→ What to produce:
Give the data again, word for word.

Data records
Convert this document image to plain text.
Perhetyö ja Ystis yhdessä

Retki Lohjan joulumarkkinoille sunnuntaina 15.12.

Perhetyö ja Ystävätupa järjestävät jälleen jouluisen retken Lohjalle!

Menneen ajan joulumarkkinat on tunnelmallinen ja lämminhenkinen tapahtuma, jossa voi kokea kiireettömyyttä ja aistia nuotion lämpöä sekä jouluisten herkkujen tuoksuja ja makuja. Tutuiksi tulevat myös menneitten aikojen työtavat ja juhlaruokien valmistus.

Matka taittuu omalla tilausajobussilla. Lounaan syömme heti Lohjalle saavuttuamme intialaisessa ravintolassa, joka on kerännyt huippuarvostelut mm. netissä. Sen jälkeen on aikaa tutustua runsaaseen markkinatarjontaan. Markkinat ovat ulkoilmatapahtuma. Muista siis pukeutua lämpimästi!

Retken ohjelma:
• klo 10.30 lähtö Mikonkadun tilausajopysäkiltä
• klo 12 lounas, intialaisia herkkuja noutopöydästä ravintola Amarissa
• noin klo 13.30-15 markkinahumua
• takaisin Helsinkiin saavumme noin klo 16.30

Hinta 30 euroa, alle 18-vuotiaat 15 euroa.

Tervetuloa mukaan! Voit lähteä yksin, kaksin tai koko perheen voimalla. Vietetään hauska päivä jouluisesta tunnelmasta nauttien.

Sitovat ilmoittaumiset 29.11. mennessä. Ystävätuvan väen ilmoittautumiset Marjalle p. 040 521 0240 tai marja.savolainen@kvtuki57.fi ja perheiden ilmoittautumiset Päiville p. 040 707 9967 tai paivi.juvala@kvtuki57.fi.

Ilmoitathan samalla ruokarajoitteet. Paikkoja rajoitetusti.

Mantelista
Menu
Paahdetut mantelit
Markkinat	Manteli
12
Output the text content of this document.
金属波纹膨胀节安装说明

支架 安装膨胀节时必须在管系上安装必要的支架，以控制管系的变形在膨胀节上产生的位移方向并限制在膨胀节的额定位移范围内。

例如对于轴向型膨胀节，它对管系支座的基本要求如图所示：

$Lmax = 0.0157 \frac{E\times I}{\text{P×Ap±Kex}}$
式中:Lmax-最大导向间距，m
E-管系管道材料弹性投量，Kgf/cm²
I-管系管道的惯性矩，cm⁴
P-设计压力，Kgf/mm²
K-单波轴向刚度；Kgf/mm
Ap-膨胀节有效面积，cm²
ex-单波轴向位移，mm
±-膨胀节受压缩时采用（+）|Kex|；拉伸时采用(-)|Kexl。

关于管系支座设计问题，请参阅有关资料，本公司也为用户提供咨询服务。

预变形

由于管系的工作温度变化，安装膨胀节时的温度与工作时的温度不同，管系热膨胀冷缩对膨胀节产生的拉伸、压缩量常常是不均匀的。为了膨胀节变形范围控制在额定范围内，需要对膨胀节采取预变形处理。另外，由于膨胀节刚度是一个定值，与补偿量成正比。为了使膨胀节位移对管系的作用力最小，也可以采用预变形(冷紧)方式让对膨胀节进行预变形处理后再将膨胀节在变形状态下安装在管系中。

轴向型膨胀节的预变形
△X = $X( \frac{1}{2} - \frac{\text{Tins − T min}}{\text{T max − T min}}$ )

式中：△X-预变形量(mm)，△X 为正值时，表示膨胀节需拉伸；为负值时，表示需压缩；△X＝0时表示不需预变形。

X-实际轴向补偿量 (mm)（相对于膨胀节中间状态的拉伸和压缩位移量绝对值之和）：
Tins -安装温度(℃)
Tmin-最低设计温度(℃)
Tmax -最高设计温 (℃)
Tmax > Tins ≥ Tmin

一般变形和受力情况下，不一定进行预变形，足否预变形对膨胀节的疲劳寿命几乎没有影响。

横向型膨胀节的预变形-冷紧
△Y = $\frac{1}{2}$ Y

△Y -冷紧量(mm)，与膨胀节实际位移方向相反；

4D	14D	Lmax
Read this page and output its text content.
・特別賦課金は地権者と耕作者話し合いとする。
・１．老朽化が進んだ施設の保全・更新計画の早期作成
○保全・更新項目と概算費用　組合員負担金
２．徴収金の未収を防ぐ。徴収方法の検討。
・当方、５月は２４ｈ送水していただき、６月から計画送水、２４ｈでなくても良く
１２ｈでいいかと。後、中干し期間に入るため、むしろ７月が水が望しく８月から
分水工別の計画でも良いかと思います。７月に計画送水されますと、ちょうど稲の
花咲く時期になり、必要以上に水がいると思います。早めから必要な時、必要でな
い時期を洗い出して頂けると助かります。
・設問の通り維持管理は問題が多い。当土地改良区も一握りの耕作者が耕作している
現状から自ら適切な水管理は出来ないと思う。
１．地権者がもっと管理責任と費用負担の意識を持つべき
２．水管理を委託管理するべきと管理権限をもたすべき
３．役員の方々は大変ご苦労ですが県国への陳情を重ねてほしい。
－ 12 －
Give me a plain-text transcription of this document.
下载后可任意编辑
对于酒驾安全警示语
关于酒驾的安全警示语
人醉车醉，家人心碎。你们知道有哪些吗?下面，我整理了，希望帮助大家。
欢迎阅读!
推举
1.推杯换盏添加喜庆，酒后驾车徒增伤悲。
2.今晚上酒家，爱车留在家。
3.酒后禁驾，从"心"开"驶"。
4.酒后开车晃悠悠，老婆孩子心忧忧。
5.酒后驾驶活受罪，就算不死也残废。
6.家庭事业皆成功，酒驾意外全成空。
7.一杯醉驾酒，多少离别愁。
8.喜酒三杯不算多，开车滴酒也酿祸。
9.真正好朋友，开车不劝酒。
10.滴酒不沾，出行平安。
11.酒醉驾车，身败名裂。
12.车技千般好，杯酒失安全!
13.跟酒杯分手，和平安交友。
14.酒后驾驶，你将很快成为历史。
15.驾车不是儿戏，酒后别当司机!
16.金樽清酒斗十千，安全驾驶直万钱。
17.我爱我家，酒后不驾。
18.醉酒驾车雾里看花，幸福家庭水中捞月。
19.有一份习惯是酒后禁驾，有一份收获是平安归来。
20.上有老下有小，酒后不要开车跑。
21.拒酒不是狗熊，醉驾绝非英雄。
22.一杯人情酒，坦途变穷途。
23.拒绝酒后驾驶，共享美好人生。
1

→ Exercise answer:
Convert this document image to plain text.
Perhetyö ja Ystis yhdessä

Retki Lohjan joulumarkkinoille sunnuntaina 15.12.

Perhetyö ja Ystävätupa järjestävät jälleen jouluisen retken Lohjalle!

Menneen ajan joulumarkkinat on tunnelmallinen ja lämminhenkinen tapahtuma, jossa voi kokea kiireettömyyttä ja aistia nuotion lämpöä sekä jouluisten herkkujen tuoksuja ja makuja. Tutuiksi tulevat myös menneitten aikojen työtavat ja juhlaruokien valmistus.

Matka taittuu omalla tilausajobussilla. Lounaan syömme heti Lohjalle saavuttuamme intialaisessa ravintolassa, joka on kerännyt huippuarvostelut mm. netissä. Sen jälkeen on aikaa tutustua runsaaseen markkinatarjontaan. Markkinat ovat ulkoilmatapahtuma. Muista siis pukeutua lämpimästi!

Retken ohjelma:
• klo 10.30 lähtö Mikonkadun tilausajopysäkiltä
• klo 12 lounas, intialaisia herkkuja noutopöydästä ravintola Amarissa
• noin klo 13.30-15 markkinahumua
• takaisin Helsinkiin saavumme noin klo 16.30

Hinta 30 euroa, alle 18-vuotiaat 15 euroa.

Tervetuloa mukaan! Voit lähteä yksin, kaksin tai koko perheen voimalla. Vietetään hauska päivä jouluisesta tunnelmasta nauttien.

Sitovat ilmoittaumiset 29.11. mennessä. Ystävätuvan väen ilmoittautumiset Marjalle p. 040 521 0240 tai marja.savolainen@kvtuki57.fi ja perheiden ilmoittautumiset Päiville p. 040 707 9967 tai paivi.juvala@kvtuki57.fi.

Ilmoitathan samalla ruokarajoitteet. Paikkoja rajoitetusti.

Mantelista
Menu
Paahdetut mantelit
Markkinat	Manteli
12
Output the text content of this document.
金属波纹膨胀节安装说明

支架 安装膨胀节时必须在管系上安装必要的支架，以控制管系的变形在膨胀节上产生的位移方向并限制在膨胀节的额定位移范围内。

例如对于轴向型膨胀节，它对管系支座的基本要求如图所示：

$Lmax = 0.0157 \frac{E\times I}{\text{P×Ap±Kex}}$
式中:Lmax-最大导向间距，m
E-管系管道材料弹性投量，Kgf/cm²
I-管系管道的惯性矩，cm⁴
P-设计压力，Kgf/mm²
K-单波轴向刚度；Kgf/mm
Ap-膨胀节有效面积，cm²
ex-单波轴向位移，mm
±-膨胀节受压缩时采用（+）|Kex|；拉伸时采用(-)|Kexl。

关于管系支座设计问题，请参阅有关资料，本公司也为用户提供咨询服务。

预变形

由于管系的工作温度变化，安装膨胀节时的温度与工作时的温度不同，管系热膨胀冷缩对膨胀节产生的拉伸、压缩量常常是不均匀的。为了膨胀节变形范围控制在额定范围内，需要对膨胀节采取预变形处理。另外，由于膨胀节刚度是一个定值，与补偿量成正比。为了使膨胀节位移对管系的作用力最小，也可以采用预变形(冷紧)方式让对膨胀节进行预变形处理后再将膨胀节在变形状态下安装在管系中。

轴向型膨胀节的预变形
△X = $X( \frac{1}{2} - \frac{\text{Tins − T min}}{\text{T max − T min}}$ )

式中：△X-预变形量(mm)，△X 为正值时，表示膨胀节需拉伸；为负值时，表示需压缩；△X＝0时表示不需预变形。

X-实际轴向补偿量 (mm)（相对于膨胀节中间状态的拉伸和压缩位移量绝对值之和）：
Tins -安装温度(℃)
Tmin-最低设计温度(℃)
Tmax -最高设计温 (℃)
Tmax > Tins ≥ Tmin

一般变形和受力情况下，不一定进行预变形，足否预变形对膨胀节的疲劳寿命几乎没有影响。

横向型膨胀节的预变形-冷紧
△Y = $\frac{1}{2}$ Y

△Y -冷紧量(mm)，与膨胀节实际位移方向相反；

4D	14D	Lmax
Read this page and output its text content.
・特別賦課金は地権者と耕作者話し合いとする。
・１．老朽化が進んだ施設の保全・更新計画の早期作成
○保全・更新項目と概算費用　組合員負担金
２．徴収金の未収を防ぐ。徴収方法の検討。
・当方、５月は２４ｈ送水していただき、６月から計画送水、２４ｈでなくても良く
１２ｈでいいかと。後、中干し期間に入るため、むしろ７月が水が望しく８月から
分水工別の計画でも良いかと思います。７月に計画送水されますと、ちょうど稲の
花咲く時期になり、必要以上に水がいると思います。早めから必要な時、必要でな
い時期を洗い出して頂けると助かります。
・設問の通り維持管理は問題が多い。当土地改良区も一握りの耕作者が耕作している
現状から自ら適切な水管理は出来ないと思う。
１．地権者がもっと管理責任と費用負担の意識を持つべき
２．水管理を委託管理するべきと管理権限をもたすべき
３．役員の方々は大変ご苦労ですが県国への陳情を重ねてほしい。
－ 12 －
Give me a plain-text transcription of this document.
下载后可任意编辑
对于酒驾安全警示语
关于酒驾的安全警示语
人醉车醉，家人心碎。你们知道有哪些吗?下面，我整理了，希望帮助大家。
欢迎阅读!
推举
1.推杯换盏添加喜庆，酒后驾车徒增伤悲。
2.今晚上酒家，爱车留在家。
3.酒后禁驾，从"心"开"驶"。
4.酒后开车晃悠悠，老婆孩子心忧忧。
5.酒后驾驶活受罪，就算不死也残废。
6.家庭事业皆成功，酒驾意外全成空。
7.一杯醉驾酒，多少离别愁。
8.喜酒三杯不算多，开车滴酒也酿祸。
9.真正好朋友，开车不劝酒。
10.滴酒不沾，出行平安。
11.酒醉驾车，身败名裂。
12.车技千般好，杯酒失安全!
13.跟酒杯分手，和平安交友。
14.酒后驾驶，你将很快成为历史。
15.驾车不是儿戏，酒后别当司机!
16.金樽清酒斗十千，安全驾驶直万钱。
17.我爱我家，酒后不驾。
18.醉酒驾车雾里看花，幸福家庭水中捞月。
19.有一份习惯是酒后禁驾，有一份收获是平安归来。
20.上有老下有小，酒后不要开车跑。
21.拒酒不是狗熊，醉驾绝非英雄。
22.一杯人情酒，坦途变穷途。
23.拒绝酒后驾驶，共享美好人生。
1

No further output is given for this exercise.